REQUIREMENT: Render every line of the following material as an item in a numbered list, leaving out any blank lines.

Records contained in a dataset:
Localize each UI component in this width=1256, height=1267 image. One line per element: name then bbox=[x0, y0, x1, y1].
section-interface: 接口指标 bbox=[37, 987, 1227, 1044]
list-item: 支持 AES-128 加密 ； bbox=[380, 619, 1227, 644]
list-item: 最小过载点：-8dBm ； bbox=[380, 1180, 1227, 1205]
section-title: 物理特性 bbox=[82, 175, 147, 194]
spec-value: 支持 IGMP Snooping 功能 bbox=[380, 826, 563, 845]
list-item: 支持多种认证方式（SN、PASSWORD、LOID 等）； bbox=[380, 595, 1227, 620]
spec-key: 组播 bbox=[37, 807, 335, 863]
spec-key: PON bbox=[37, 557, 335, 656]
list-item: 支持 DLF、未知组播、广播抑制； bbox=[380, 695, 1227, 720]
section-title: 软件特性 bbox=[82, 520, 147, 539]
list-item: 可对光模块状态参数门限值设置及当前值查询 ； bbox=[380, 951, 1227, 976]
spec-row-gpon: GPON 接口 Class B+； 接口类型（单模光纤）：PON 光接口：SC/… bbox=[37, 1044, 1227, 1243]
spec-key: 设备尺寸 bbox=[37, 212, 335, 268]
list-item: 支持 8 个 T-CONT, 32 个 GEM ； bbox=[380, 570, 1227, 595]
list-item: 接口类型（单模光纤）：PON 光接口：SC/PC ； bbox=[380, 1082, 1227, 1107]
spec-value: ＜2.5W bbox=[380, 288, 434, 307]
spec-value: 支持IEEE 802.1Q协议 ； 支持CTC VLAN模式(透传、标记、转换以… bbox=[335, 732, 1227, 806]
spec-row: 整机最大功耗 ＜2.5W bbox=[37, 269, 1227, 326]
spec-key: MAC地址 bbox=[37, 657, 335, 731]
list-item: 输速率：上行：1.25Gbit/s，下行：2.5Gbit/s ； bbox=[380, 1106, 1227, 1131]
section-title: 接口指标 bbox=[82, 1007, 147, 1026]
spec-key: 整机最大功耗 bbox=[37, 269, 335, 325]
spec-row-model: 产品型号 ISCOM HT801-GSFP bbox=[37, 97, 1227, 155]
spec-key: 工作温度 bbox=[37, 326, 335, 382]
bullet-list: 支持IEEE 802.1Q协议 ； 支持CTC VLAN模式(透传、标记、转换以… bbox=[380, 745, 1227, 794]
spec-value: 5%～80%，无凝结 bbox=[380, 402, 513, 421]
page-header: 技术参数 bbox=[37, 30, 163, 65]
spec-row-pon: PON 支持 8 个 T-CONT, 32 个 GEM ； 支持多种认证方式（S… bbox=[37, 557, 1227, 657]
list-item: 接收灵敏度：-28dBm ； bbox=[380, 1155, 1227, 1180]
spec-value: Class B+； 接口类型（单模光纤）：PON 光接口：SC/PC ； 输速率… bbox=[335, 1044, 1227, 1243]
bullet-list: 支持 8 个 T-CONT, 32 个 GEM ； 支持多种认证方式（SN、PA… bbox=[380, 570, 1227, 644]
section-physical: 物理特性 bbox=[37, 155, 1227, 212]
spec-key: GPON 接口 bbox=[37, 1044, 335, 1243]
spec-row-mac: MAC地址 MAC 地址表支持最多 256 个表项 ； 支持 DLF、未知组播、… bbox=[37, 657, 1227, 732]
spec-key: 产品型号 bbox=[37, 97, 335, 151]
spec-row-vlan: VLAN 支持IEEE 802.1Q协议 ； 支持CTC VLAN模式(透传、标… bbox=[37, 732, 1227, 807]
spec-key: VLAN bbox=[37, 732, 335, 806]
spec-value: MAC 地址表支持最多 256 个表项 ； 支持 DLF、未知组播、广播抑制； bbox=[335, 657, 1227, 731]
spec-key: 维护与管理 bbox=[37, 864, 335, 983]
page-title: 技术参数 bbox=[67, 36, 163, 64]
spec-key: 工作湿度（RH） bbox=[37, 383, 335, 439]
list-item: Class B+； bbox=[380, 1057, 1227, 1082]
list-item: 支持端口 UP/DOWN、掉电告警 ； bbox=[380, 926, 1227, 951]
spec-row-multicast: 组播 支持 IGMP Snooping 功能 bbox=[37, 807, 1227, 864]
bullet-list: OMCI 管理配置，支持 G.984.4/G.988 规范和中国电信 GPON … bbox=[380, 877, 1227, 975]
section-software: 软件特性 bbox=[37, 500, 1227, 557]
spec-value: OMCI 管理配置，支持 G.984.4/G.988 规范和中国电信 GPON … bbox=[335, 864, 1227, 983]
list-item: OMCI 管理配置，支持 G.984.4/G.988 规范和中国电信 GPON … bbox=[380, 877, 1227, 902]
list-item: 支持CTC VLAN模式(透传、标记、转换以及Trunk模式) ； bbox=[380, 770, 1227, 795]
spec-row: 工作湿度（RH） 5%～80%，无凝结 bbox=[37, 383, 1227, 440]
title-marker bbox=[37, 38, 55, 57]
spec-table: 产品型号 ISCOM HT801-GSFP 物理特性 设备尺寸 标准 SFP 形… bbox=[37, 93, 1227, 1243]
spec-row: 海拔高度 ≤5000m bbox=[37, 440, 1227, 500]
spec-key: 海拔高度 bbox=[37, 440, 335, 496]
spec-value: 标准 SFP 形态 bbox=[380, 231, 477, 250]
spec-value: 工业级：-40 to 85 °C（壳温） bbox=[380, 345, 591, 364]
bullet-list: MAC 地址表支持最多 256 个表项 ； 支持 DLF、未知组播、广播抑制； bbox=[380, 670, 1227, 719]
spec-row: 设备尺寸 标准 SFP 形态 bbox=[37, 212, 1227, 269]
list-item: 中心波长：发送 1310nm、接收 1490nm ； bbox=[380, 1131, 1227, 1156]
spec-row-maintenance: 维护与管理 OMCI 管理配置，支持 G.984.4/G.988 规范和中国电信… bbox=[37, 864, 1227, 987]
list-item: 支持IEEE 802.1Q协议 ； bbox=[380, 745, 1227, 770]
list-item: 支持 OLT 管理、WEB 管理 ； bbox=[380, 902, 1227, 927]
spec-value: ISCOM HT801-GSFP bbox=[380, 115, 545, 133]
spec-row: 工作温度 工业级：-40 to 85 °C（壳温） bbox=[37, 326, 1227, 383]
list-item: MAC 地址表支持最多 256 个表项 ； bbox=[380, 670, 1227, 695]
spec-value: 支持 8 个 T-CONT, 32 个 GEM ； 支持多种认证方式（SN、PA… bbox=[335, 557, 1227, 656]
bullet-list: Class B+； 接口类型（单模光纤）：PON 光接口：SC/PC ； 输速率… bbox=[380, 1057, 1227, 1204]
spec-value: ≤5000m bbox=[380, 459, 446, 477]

EXPECTED ANSWER:
1. Localize each UI component in this width=1256, height=1267 image. One line per element: name then bbox=[x0, y0, x1, y1].
2. section-interface: 接口指标 bbox=[37, 987, 1227, 1044]
3. list-item: 支持 AES-128 加密 ； bbox=[380, 619, 1227, 644]
4. list-item: 最小过载点：-8dBm ； bbox=[380, 1180, 1227, 1205]
5. section-title: 物理特性 bbox=[82, 175, 147, 194]
6. spec-value: 支持 IGMP Snooping 功能 bbox=[380, 826, 563, 845]
7. list-item: 支持多种认证方式（SN、PASSWORD、LOID 等）； bbox=[380, 595, 1227, 620]
8. spec-key: 组播 bbox=[37, 807, 335, 863]
9. spec-key: PON bbox=[37, 557, 335, 656]
10. list-item: 支持 DLF、未知组播、广播抑制； bbox=[380, 695, 1227, 720]
11. section-title: 软件特性 bbox=[82, 520, 147, 539]
12. list-item: 可对光模块状态参数门限值设置及当前值查询 ； bbox=[380, 951, 1227, 976]
13. spec-row-gpon: GPON 接口 Class B+； 接口类型（单模光纤）：PON 光接口：SC/… bbox=[37, 1044, 1227, 1243]
14. spec-key: 设备尺寸 bbox=[37, 212, 335, 268]
15. list-item: 支持 8 个 T-CONT, 32 个 GEM ； bbox=[380, 570, 1227, 595]
16. list-item: 接口类型（单模光纤）：PON 光接口：SC/PC ； bbox=[380, 1082, 1227, 1107]
17. spec-value: ＜2.5W bbox=[380, 288, 434, 307]
18. spec-value: 支持IEEE 802.1Q协议 ； 支持CTC VLAN模式(透传、标记、转换以… bbox=[335, 732, 1227, 806]
19. spec-row: 整机最大功耗 ＜2.5W bbox=[37, 269, 1227, 326]
20. spec-key: MAC地址 bbox=[37, 657, 335, 731]
21. list-item: 输速率：上行：1.25Gbit/s，下行：2.5Gbit/s ； bbox=[380, 1106, 1227, 1131]
22. section-title: 接口指标 bbox=[82, 1007, 147, 1026]
23. spec-key: 整机最大功耗 bbox=[37, 269, 335, 325]
24. spec-row-model: 产品型号 ISCOM HT801-GSFP bbox=[37, 97, 1227, 155]
25. spec-key: 工作温度 bbox=[37, 326, 335, 382]
26. bullet-list: 支持IEEE 802.1Q协议 ； 支持CTC VLAN模式(透传、标记、转换以… bbox=[380, 745, 1227, 794]
27. spec-value: 5%～80%，无凝结 bbox=[380, 402, 513, 421]
28. page-header: 技术参数 bbox=[37, 30, 163, 65]
29. spec-row-pon: PON 支持 8 个 T-CONT, 32 个 GEM ； 支持多种认证方式（S… bbox=[37, 557, 1227, 657]
30. list-item: 接收灵敏度：-28dBm ； bbox=[380, 1155, 1227, 1180]
31. spec-value: Class B+； 接口类型（单模光纤）：PON 光接口：SC/PC ； 输速率… bbox=[335, 1044, 1227, 1243]
32. bullet-list: 支持 8 个 T-CONT, 32 个 GEM ； 支持多种认证方式（SN、PA… bbox=[380, 570, 1227, 644]
33. section-physical: 物理特性 bbox=[37, 155, 1227, 212]
34. spec-key: GPON 接口 bbox=[37, 1044, 335, 1243]
35. spec-row-mac: MAC地址 MAC 地址表支持最多 256 个表项 ； 支持 DLF、未知组播、… bbox=[37, 657, 1227, 732]
36. spec-key: 产品型号 bbox=[37, 97, 335, 151]
37. spec-row-vlan: VLAN 支持IEEE 802.1Q协议 ； 支持CTC VLAN模式(透传、标… bbox=[37, 732, 1227, 807]
38. spec-key: VLAN bbox=[37, 732, 335, 806]
39. spec-value: MAC 地址表支持最多 256 个表项 ； 支持 DLF、未知组播、广播抑制； bbox=[335, 657, 1227, 731]
40. spec-key: 维护与管理 bbox=[37, 864, 335, 983]
41. page-title: 技术参数 bbox=[67, 36, 163, 64]
42. spec-key: 工作湿度（RH） bbox=[37, 383, 335, 439]
43. list-item: Class B+； bbox=[380, 1057, 1227, 1082]
44. list-item: 支持端口 UP/DOWN、掉电告警 ； bbox=[380, 926, 1227, 951]
45. spec-row-multicast: 组播 支持 IGMP Snooping 功能 bbox=[37, 807, 1227, 864]
46. bullet-list: OMCI 管理配置，支持 G.984.4/G.988 规范和中国电信 GPON … bbox=[380, 877, 1227, 975]
47. section-software: 软件特性 bbox=[37, 500, 1227, 557]
48. spec-value: OMCI 管理配置，支持 G.984.4/G.988 规范和中国电信 GPON … bbox=[335, 864, 1227, 983]
49. list-item: OMCI 管理配置，支持 G.984.4/G.988 规范和中国电信 GPON … bbox=[380, 877, 1227, 902]
50. list-item: 支持CTC VLAN模式(透传、标记、转换以及Trunk模式) ； bbox=[380, 770, 1227, 795]
51. spec-row: 工作湿度（RH） 5%～80%，无凝结 bbox=[37, 383, 1227, 440]
52. title-marker bbox=[37, 38, 55, 57]
53. spec-table: 产品型号 ISCOM HT801-GSFP 物理特性 设备尺寸 标准 SFP 形… bbox=[37, 93, 1227, 1243]
54. spec-row: 海拔高度 ≤5000m bbox=[37, 440, 1227, 500]
55. spec-key: 海拔高度 bbox=[37, 440, 335, 496]
56. spec-value: 标准 SFP 形态 bbox=[380, 231, 477, 250]
57. spec-value: 工业级：-40 to 85 °C（壳温） bbox=[380, 345, 591, 364]
58. bullet-list: MAC 地址表支持最多 256 个表项 ； 支持 DLF、未知组播、广播抑制； bbox=[380, 670, 1227, 719]
59. spec-row: 设备尺寸 标准 SFP 形态 bbox=[37, 212, 1227, 269]
60. list-item: 中心波长：发送 1310nm、接收 1490nm ； bbox=[380, 1131, 1227, 1156]
61. spec-row-maintenance: 维护与管理 OMCI 管理配置，支持 G.984.4/G.988 规范和中国电信… bbox=[37, 864, 1227, 987]
62. list-item: 支持IEEE 802.1Q协议 ； bbox=[380, 745, 1227, 770]
63. list-item: 支持 OLT 管理、WEB 管理 ； bbox=[380, 902, 1227, 927]
64. spec-value: ISCOM HT801-GSFP bbox=[380, 115, 545, 133]
65. spec-row: 工作温度 工业级：-40 to 85 °C（壳温） bbox=[37, 326, 1227, 383]
66. list-item: MAC 地址表支持最多 256 个表项 ； bbox=[380, 670, 1227, 695]
67. spec-value: 支持 8 个 T-CONT, 32 个 GEM ； 支持多种认证方式（SN、PA… bbox=[335, 557, 1227, 656]
68. bullet-list: Class B+； 接口类型（单模光纤）：PON 光接口：SC/PC ； 输速率… bbox=[380, 1057, 1227, 1204]
69. spec-value: ≤5000m bbox=[380, 459, 446, 477]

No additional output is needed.